### Collected data
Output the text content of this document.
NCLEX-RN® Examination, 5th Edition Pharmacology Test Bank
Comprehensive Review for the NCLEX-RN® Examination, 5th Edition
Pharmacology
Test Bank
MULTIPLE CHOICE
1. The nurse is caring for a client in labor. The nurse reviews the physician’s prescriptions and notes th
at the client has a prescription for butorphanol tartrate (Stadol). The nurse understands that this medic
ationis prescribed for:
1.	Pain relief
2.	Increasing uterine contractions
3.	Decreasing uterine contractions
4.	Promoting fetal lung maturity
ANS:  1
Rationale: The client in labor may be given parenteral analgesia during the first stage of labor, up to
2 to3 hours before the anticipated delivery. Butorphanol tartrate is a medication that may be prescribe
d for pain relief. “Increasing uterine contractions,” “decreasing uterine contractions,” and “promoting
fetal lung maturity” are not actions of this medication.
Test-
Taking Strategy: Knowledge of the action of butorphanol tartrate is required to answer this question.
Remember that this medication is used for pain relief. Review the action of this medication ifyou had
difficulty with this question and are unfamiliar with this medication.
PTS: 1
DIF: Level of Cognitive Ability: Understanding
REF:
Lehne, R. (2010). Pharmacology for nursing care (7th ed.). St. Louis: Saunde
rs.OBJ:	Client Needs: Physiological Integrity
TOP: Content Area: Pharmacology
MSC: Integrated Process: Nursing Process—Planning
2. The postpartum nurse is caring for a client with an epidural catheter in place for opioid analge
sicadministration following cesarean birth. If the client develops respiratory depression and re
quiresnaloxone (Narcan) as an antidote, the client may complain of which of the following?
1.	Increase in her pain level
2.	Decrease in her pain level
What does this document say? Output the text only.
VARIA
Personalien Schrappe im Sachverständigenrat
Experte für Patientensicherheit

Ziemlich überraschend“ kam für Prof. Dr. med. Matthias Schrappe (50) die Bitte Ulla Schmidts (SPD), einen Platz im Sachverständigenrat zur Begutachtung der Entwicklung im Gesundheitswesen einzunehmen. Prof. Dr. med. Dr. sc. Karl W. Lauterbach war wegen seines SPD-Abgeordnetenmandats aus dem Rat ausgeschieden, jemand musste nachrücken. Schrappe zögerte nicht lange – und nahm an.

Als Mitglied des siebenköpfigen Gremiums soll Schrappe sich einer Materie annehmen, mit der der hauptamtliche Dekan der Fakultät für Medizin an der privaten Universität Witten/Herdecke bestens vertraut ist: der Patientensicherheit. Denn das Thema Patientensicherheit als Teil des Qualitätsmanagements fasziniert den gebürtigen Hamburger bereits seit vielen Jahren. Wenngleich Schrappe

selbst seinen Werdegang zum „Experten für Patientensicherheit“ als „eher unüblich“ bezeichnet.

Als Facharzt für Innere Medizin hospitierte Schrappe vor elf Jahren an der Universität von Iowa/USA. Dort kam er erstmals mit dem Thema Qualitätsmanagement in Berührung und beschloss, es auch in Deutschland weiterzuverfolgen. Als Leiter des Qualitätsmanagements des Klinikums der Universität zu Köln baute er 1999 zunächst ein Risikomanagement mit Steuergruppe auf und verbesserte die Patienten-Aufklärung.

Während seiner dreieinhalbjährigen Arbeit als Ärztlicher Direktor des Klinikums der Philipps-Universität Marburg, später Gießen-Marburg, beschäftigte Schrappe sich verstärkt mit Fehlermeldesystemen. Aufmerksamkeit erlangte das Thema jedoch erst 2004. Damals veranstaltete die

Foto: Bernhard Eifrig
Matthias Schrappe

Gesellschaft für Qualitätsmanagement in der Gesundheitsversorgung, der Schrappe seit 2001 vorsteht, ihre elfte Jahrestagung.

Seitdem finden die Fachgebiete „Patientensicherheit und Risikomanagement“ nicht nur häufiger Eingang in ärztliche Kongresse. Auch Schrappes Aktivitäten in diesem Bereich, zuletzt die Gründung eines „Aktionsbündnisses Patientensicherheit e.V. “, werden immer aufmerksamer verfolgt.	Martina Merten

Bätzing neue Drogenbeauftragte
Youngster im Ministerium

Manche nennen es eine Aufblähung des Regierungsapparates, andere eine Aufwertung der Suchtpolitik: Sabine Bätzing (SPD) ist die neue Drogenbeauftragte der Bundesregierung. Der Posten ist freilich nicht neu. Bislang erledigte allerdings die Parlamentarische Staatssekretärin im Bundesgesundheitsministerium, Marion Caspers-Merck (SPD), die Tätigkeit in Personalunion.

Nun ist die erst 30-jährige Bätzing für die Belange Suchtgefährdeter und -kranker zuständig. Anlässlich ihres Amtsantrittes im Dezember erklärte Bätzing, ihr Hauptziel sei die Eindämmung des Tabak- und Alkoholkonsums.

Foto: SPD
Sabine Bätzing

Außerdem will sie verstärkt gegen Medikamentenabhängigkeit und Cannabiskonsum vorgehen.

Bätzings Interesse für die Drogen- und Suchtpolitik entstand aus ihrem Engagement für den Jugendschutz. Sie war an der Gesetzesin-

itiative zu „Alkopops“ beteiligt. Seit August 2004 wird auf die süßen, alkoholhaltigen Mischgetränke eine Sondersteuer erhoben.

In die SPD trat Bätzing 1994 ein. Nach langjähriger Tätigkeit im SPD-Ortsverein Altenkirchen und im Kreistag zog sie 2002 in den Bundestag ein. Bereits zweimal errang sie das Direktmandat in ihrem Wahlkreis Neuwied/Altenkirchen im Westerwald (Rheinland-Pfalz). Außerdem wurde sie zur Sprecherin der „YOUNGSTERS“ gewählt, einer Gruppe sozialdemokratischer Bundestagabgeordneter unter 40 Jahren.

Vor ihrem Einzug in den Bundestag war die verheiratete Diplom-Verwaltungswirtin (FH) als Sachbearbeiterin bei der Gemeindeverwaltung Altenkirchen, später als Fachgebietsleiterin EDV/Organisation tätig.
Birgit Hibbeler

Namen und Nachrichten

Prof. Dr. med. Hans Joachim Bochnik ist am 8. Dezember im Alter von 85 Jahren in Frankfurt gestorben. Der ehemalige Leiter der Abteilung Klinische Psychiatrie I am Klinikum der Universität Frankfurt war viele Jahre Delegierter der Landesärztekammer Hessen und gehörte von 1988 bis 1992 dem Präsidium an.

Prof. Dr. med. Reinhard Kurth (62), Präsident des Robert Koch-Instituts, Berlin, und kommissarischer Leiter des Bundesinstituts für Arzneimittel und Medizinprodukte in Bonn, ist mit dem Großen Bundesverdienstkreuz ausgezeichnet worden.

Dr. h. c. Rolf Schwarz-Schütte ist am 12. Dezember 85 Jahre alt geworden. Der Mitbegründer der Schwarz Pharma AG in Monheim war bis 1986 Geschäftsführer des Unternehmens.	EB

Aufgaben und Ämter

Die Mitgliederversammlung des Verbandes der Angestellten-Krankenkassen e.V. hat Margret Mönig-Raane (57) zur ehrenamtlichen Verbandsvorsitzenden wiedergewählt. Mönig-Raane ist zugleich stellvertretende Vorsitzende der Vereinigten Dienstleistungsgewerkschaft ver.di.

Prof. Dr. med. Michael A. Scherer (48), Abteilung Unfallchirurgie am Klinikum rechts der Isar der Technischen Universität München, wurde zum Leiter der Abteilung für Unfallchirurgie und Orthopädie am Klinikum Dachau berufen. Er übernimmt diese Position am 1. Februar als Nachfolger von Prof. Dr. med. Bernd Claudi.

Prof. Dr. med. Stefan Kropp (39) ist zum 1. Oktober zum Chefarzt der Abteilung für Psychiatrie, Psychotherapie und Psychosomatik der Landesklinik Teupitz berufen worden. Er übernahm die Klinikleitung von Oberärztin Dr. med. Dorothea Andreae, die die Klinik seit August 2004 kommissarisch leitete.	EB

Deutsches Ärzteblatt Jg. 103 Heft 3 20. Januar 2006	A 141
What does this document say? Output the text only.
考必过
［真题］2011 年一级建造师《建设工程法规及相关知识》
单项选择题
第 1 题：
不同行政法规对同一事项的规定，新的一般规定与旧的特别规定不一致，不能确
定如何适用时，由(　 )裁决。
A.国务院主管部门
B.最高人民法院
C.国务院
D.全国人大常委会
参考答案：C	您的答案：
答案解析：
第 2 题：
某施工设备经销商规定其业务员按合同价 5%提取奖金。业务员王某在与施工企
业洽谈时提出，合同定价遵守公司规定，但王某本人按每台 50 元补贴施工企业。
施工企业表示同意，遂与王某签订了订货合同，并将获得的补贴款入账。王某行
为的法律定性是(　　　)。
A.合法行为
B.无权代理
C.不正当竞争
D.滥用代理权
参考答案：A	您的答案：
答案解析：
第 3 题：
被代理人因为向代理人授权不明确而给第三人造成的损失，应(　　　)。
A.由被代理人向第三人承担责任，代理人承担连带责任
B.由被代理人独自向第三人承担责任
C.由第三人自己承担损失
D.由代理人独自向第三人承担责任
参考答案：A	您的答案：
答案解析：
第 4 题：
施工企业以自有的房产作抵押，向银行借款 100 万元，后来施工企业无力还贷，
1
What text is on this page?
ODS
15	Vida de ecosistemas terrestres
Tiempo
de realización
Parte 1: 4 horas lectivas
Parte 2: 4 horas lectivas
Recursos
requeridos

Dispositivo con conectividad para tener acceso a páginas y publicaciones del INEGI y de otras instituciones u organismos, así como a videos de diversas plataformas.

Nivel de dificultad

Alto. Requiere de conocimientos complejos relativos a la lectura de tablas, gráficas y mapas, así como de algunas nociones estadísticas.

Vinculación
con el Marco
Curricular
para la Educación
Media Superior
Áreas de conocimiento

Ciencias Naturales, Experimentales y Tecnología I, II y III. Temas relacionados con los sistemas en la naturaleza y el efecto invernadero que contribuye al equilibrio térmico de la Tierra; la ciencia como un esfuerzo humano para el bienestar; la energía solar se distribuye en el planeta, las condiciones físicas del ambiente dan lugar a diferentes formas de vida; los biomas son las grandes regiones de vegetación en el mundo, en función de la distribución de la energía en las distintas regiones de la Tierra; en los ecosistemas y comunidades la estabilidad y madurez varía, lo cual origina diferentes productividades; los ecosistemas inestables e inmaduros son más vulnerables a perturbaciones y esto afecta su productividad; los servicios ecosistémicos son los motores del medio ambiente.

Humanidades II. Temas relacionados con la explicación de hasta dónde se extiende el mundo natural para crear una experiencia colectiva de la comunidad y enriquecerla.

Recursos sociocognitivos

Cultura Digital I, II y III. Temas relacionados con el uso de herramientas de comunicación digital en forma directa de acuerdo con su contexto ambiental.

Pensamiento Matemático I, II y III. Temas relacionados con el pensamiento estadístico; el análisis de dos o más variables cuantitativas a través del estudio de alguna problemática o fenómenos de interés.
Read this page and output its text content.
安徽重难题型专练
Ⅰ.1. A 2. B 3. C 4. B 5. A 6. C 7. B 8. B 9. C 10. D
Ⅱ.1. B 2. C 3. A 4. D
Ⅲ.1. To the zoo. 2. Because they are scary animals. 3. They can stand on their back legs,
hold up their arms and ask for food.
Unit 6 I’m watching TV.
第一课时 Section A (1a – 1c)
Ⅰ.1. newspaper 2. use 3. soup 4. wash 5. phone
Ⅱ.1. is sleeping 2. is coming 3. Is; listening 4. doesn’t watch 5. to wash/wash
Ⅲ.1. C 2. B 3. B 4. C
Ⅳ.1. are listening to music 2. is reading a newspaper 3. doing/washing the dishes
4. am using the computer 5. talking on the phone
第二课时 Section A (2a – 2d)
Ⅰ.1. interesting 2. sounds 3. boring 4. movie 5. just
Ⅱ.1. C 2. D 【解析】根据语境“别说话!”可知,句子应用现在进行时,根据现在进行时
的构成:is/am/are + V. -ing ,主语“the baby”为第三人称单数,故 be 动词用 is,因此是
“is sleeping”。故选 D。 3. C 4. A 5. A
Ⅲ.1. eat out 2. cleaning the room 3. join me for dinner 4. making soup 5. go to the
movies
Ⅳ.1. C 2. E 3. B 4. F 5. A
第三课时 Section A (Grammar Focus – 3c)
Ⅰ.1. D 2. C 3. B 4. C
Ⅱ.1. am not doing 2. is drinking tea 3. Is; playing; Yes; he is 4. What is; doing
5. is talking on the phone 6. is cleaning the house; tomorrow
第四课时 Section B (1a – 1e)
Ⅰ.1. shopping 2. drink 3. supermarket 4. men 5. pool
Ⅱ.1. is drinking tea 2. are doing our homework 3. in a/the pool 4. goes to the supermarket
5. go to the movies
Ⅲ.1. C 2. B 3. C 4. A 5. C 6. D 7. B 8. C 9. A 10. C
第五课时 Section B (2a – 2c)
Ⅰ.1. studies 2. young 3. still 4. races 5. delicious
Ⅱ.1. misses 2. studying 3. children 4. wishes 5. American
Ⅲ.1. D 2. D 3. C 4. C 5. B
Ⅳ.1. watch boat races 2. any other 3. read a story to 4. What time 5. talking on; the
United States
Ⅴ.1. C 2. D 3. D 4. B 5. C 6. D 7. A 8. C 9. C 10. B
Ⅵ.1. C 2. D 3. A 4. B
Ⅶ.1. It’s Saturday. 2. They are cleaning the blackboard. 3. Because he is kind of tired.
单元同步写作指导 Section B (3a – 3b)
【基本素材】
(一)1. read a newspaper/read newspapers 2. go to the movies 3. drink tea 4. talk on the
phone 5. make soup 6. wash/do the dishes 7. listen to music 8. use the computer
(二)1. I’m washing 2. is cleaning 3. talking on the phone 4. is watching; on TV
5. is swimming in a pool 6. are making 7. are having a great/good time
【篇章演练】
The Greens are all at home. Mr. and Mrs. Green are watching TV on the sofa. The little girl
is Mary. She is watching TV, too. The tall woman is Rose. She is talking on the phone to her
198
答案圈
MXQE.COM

### THE REQUEST
Your answer should be only a number: how many lines of the data above contain the string "doing"?

### SOLUTION FOR THIS EXERCISE
3